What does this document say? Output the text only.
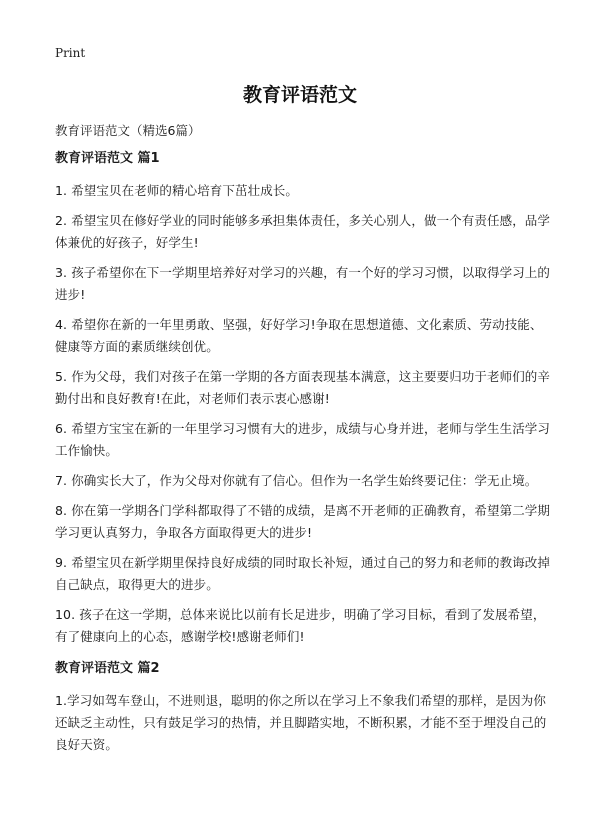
Print
教育评语范文
教育评语范文（精选6篇）
教育评语范文 篇1

1. 希望宝贝在老师的精心培育下茁壮成长。

2. 希望宝贝在修好学业的同时能够多承担集体责任，多关心别人，做一个有责任感，品学体兼优的好孩子，好学生!

3. 孩子希望你在下一学期里培养好对学习的兴趣，有一个好的学习习惯，以取得学习上的进步!

4. 希望你在新的一年里勇敢、坚强，好好学习!争取在思想道德、文化素质、劳动技能、健康等方面的素质继续创优。

5. 作为父母，我们对孩子在第一学期的各方面表现基本满意，这主要要归功于老师们的辛勤付出和良好教育!在此，对老师们表示衷心感谢!

6. 希望方宝宝在新的一年里学习习惯有大的进步，成绩与心身并进，老师与学生生活学习工作愉快。

7. 你确实长大了，作为父母对你就有了信心。但作为一名学生始终要记住：学无止境。

8. 你在第一学期各门学科都取得了不错的成绩，是离不开老师的正确教育，希望第二学期学习更认真努力，争取各方面取得更大的进步!

9. 希望宝贝在新学期里保持良好成绩的同时取长补短，通过自己的努力和老师的教诲改掉自己缺点，取得更大的进步。

10. 孩子在这一学期，总体来说比以前有长足进步，明确了学习目标，看到了发展希望，有了健康向上的心态，感谢学校!感谢老师们!

教育评语范文 篇2

1.学习如驾车登山，不进则退，聪明的你之所以在学习上不象我们希望的那样，是因为你还缺乏主动性，只有鼓足学习的热情，并且脚踏实地，不断积累，才能不至于埋没自己的良好天资。
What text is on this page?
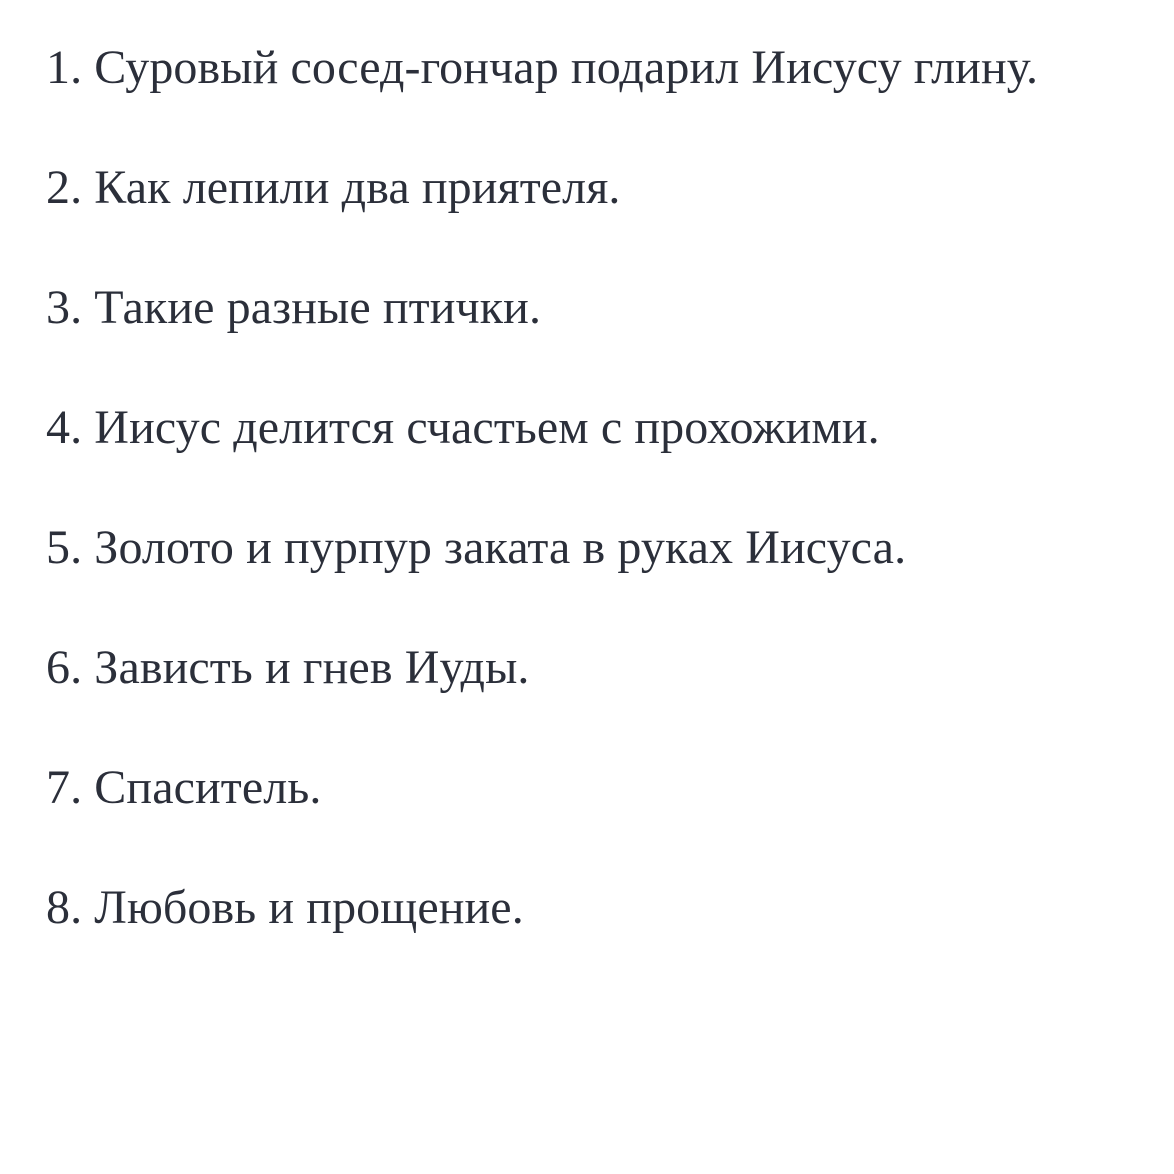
1. Суровый сосед-гончар подарил Иисусу глину.
2. Как лепили два приятеля.
3. Такие разные птички.
4. Иисус делится счастьем с прохожими.
5. Золото и пурпур заката в руках Иисуса.
6. Зависть и гнев Иуды.
7. Спаситель.
8. Любовь и прощение.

________________

(Your objective):
Write out the whole listing exactly, and drop the pictures.

(Answer to this task):
What does this document say? Output the text only.
Print
教育评语范文
教育评语范文（精选6篇）
教育评语范文 篇1

1. 希望宝贝在老师的精心培育下茁壮成长。

2. 希望宝贝在修好学业的同时能够多承担集体责任，多关心别人，做一个有责任感，品学体兼优的好孩子，好学生!

3. 孩子希望你在下一学期里培养好对学习的兴趣，有一个好的学习习惯，以取得学习上的进步!

4. 希望你在新的一年里勇敢、坚强，好好学习!争取在思想道德、文化素质、劳动技能、健康等方面的素质继续创优。

5. 作为父母，我们对孩子在第一学期的各方面表现基本满意，这主要要归功于老师们的辛勤付出和良好教育!在此，对老师们表示衷心感谢!

6. 希望方宝宝在新的一年里学习习惯有大的进步，成绩与心身并进，老师与学生生活学习工作愉快。

7. 你确实长大了，作为父母对你就有了信心。但作为一名学生始终要记住：学无止境。

8. 你在第一学期各门学科都取得了不错的成绩，是离不开老师的正确教育，希望第二学期学习更认真努力，争取各方面取得更大的进步!

9. 希望宝贝在新学期里保持良好成绩的同时取长补短，通过自己的努力和老师的教诲改掉自己缺点，取得更大的进步。

10. 孩子在这一学期，总体来说比以前有长足进步，明确了学习目标，看到了发展希望，有了健康向上的心态，感谢学校!感谢老师们!

教育评语范文 篇2

1.学习如驾车登山，不进则退，聪明的你之所以在学习上不象我们希望的那样，是因为你还缺乏主动性，只有鼓足学习的热情，并且脚踏实地，不断积累，才能不至于埋没自己的良好天资。
What text is on this page?
1. Суровый сосед-гончар подарил Иисусу глину.
2. Как лепили два приятеля.
3. Такие разные птички.
4. Иисус делится счастьем с прохожими.
5. Золото и пурпур заката в руках Иисуса.
6. Зависть и гнев Иуды.
7. Спаситель.
8. Любовь и прощение.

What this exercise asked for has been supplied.